-- START OF DATA LISTING --

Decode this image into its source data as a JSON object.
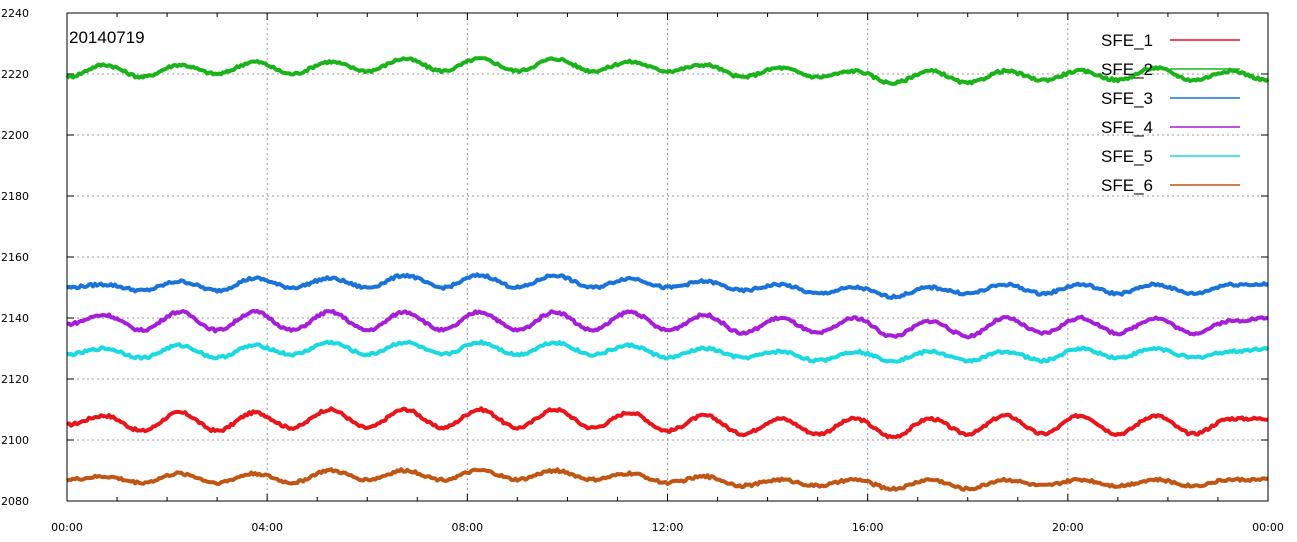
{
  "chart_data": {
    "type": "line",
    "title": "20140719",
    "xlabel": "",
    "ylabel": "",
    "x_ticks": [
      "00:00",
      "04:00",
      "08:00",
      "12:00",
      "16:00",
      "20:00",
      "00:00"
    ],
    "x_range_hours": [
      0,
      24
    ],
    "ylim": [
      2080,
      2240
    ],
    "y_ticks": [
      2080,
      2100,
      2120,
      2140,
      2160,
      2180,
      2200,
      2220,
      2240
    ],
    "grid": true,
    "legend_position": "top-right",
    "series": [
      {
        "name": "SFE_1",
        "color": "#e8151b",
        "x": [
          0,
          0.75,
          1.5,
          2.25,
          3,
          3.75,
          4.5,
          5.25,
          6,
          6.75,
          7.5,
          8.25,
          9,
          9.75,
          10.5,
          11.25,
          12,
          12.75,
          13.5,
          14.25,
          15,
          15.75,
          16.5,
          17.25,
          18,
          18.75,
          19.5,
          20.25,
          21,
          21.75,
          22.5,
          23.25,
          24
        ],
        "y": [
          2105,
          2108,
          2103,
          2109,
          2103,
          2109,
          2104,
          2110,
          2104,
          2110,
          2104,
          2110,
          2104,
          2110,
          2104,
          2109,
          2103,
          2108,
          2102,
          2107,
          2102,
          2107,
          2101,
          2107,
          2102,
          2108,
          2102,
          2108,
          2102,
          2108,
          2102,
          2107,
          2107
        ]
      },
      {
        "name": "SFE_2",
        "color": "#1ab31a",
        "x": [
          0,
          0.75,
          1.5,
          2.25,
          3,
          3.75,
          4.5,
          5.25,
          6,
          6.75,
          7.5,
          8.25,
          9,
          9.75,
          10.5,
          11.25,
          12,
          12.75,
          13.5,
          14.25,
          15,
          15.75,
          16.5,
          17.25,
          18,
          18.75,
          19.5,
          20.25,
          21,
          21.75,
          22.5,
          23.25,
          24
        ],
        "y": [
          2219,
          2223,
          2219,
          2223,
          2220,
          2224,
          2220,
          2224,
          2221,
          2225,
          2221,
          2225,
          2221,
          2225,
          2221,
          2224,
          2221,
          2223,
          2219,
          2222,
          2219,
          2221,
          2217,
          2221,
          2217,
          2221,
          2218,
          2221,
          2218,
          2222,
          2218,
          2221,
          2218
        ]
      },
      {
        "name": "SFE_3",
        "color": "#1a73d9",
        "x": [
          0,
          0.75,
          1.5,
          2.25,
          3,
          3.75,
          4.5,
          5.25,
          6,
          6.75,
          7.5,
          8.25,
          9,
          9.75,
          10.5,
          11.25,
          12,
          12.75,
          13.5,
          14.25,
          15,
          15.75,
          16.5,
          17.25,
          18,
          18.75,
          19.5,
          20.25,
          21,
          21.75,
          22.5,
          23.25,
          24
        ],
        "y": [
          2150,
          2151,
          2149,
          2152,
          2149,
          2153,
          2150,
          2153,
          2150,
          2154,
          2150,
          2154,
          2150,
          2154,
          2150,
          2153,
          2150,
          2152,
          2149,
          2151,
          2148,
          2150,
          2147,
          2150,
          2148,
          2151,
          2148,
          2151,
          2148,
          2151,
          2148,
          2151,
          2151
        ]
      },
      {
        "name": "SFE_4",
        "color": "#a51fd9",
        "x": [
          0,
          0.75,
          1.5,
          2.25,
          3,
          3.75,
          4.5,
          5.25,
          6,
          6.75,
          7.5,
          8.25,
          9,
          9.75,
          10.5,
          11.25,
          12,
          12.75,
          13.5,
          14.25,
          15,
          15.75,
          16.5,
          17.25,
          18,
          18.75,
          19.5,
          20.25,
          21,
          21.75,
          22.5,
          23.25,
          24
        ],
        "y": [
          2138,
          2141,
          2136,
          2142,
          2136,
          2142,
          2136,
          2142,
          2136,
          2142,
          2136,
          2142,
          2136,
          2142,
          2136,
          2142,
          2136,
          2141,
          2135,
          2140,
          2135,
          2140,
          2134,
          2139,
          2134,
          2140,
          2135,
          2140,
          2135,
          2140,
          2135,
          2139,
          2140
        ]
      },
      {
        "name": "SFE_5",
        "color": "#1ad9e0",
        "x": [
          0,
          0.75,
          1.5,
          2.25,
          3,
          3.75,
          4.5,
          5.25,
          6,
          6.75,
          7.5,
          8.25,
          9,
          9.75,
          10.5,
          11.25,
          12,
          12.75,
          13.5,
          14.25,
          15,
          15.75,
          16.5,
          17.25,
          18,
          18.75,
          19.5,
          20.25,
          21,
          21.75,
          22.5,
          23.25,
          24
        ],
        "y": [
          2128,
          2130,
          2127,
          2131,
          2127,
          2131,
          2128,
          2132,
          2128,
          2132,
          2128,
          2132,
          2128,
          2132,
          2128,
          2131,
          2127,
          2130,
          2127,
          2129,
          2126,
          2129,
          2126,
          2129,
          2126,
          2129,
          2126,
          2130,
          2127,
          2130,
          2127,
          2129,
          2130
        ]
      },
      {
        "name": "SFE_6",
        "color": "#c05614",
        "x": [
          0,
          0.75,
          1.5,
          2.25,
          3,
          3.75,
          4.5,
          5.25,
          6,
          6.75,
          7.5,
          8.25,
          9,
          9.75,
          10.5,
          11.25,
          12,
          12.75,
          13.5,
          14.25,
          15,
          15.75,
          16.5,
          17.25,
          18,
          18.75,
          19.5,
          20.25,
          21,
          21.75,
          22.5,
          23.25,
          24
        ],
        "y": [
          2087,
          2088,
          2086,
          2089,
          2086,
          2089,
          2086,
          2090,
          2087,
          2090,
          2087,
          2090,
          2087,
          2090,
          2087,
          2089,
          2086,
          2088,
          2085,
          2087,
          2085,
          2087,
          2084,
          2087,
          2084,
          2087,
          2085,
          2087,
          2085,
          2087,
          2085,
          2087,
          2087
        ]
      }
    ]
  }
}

-- END OF DATA LISTING --

--- WHAT IS NEEDED ---
Please write out all of the material above without changing a word, and omit any pictures.

--- EXPECTED ANSWER ---
Decode this image into its source data as a JSON object.
{
  "chart_data": {
    "type": "line",
    "title": "20140719",
    "xlabel": "",
    "ylabel": "",
    "x_ticks": [
      "00:00",
      "04:00",
      "08:00",
      "12:00",
      "16:00",
      "20:00",
      "00:00"
    ],
    "x_range_hours": [
      0,
      24
    ],
    "ylim": [
      2080,
      2240
    ],
    "y_ticks": [
      2080,
      2100,
      2120,
      2140,
      2160,
      2180,
      2200,
      2220,
      2240
    ],
    "grid": true,
    "legend_position": "top-right",
    "series": [
      {
        "name": "SFE_1",
        "color": "#e8151b",
        "x": [
          0,
          0.75,
          1.5,
          2.25,
          3,
          3.75,
          4.5,
          5.25,
          6,
          6.75,
          7.5,
          8.25,
          9,
          9.75,
          10.5,
          11.25,
          12,
          12.75,
          13.5,
          14.25,
          15,
          15.75,
          16.5,
          17.25,
          18,
          18.75,
          19.5,
          20.25,
          21,
          21.75,
          22.5,
          23.25,
          24
        ],
        "y": [
          2105,
          2108,
          2103,
          2109,
          2103,
          2109,
          2104,
          2110,
          2104,
          2110,
          2104,
          2110,
          2104,
          2110,
          2104,
          2109,
          2103,
          2108,
          2102,
          2107,
          2102,
          2107,
          2101,
          2107,
          2102,
          2108,
          2102,
          2108,
          2102,
          2108,
          2102,
          2107,
          2107
        ]
      },
      {
        "name": "SFE_2",
        "color": "#1ab31a",
        "x": [
          0,
          0.75,
          1.5,
          2.25,
          3,
          3.75,
          4.5,
          5.25,
          6,
          6.75,
          7.5,
          8.25,
          9,
          9.75,
          10.5,
          11.25,
          12,
          12.75,
          13.5,
          14.25,
          15,
          15.75,
          16.5,
          17.25,
          18,
          18.75,
          19.5,
          20.25,
          21,
          21.75,
          22.5,
          23.25,
          24
        ],
        "y": [
          2219,
          2223,
          2219,
          2223,
          2220,
          2224,
          2220,
          2224,
          2221,
          2225,
          2221,
          2225,
          2221,
          2225,
          2221,
          2224,
          2221,
          2223,
          2219,
          2222,
          2219,
          2221,
          2217,
          2221,
          2217,
          2221,
          2218,
          2221,
          2218,
          2222,
          2218,
          2221,
          2218
        ]
      },
      {
        "name": "SFE_3",
        "color": "#1a73d9",
        "x": [
          0,
          0.75,
          1.5,
          2.25,
          3,
          3.75,
          4.5,
          5.25,
          6,
          6.75,
          7.5,
          8.25,
          9,
          9.75,
          10.5,
          11.25,
          12,
          12.75,
          13.5,
          14.25,
          15,
          15.75,
          16.5,
          17.25,
          18,
          18.75,
          19.5,
          20.25,
          21,
          21.75,
          22.5,
          23.25,
          24
        ],
        "y": [
          2150,
          2151,
          2149,
          2152,
          2149,
          2153,
          2150,
          2153,
          2150,
          2154,
          2150,
          2154,
          2150,
          2154,
          2150,
          2153,
          2150,
          2152,
          2149,
          2151,
          2148,
          2150,
          2147,
          2150,
          2148,
          2151,
          2148,
          2151,
          2148,
          2151,
          2148,
          2151,
          2151
        ]
      },
      {
        "name": "SFE_4",
        "color": "#a51fd9",
        "x": [
          0,
          0.75,
          1.5,
          2.25,
          3,
          3.75,
          4.5,
          5.25,
          6,
          6.75,
          7.5,
          8.25,
          9,
          9.75,
          10.5,
          11.25,
          12,
          12.75,
          13.5,
          14.25,
          15,
          15.75,
          16.5,
          17.25,
          18,
          18.75,
          19.5,
          20.25,
          21,
          21.75,
          22.5,
          23.25,
          24
        ],
        "y": [
          2138,
          2141,
          2136,
          2142,
          2136,
          2142,
          2136,
          2142,
          2136,
          2142,
          2136,
          2142,
          2136,
          2142,
          2136,
          2142,
          2136,
          2141,
          2135,
          2140,
          2135,
          2140,
          2134,
          2139,
          2134,
          2140,
          2135,
          2140,
          2135,
          2140,
          2135,
          2139,
          2140
        ]
      },
      {
        "name": "SFE_5",
        "color": "#1ad9e0",
        "x": [
          0,
          0.75,
          1.5,
          2.25,
          3,
          3.75,
          4.5,
          5.25,
          6,
          6.75,
          7.5,
          8.25,
          9,
          9.75,
          10.5,
          11.25,
          12,
          12.75,
          13.5,
          14.25,
          15,
          15.75,
          16.5,
          17.25,
          18,
          18.75,
          19.5,
          20.25,
          21,
          21.75,
          22.5,
          23.25,
          24
        ],
        "y": [
          2128,
          2130,
          2127,
          2131,
          2127,
          2131,
          2128,
          2132,
          2128,
          2132,
          2128,
          2132,
          2128,
          2132,
          2128,
          2131,
          2127,
          2130,
          2127,
          2129,
          2126,
          2129,
          2126,
          2129,
          2126,
          2129,
          2126,
          2130,
          2127,
          2130,
          2127,
          2129,
          2130
        ]
      },
      {
        "name": "SFE_6",
        "color": "#c05614",
        "x": [
          0,
          0.75,
          1.5,
          2.25,
          3,
          3.75,
          4.5,
          5.25,
          6,
          6.75,
          7.5,
          8.25,
          9,
          9.75,
          10.5,
          11.25,
          12,
          12.75,
          13.5,
          14.25,
          15,
          15.75,
          16.5,
          17.25,
          18,
          18.75,
          19.5,
          20.25,
          21,
          21.75,
          22.5,
          23.25,
          24
        ],
        "y": [
          2087,
          2088,
          2086,
          2089,
          2086,
          2089,
          2086,
          2090,
          2087,
          2090,
          2087,
          2090,
          2087,
          2090,
          2087,
          2089,
          2086,
          2088,
          2085,
          2087,
          2085,
          2087,
          2084,
          2087,
          2084,
          2087,
          2085,
          2087,
          2085,
          2087,
          2085,
          2087,
          2087
        ]
      }
    ]
  }
}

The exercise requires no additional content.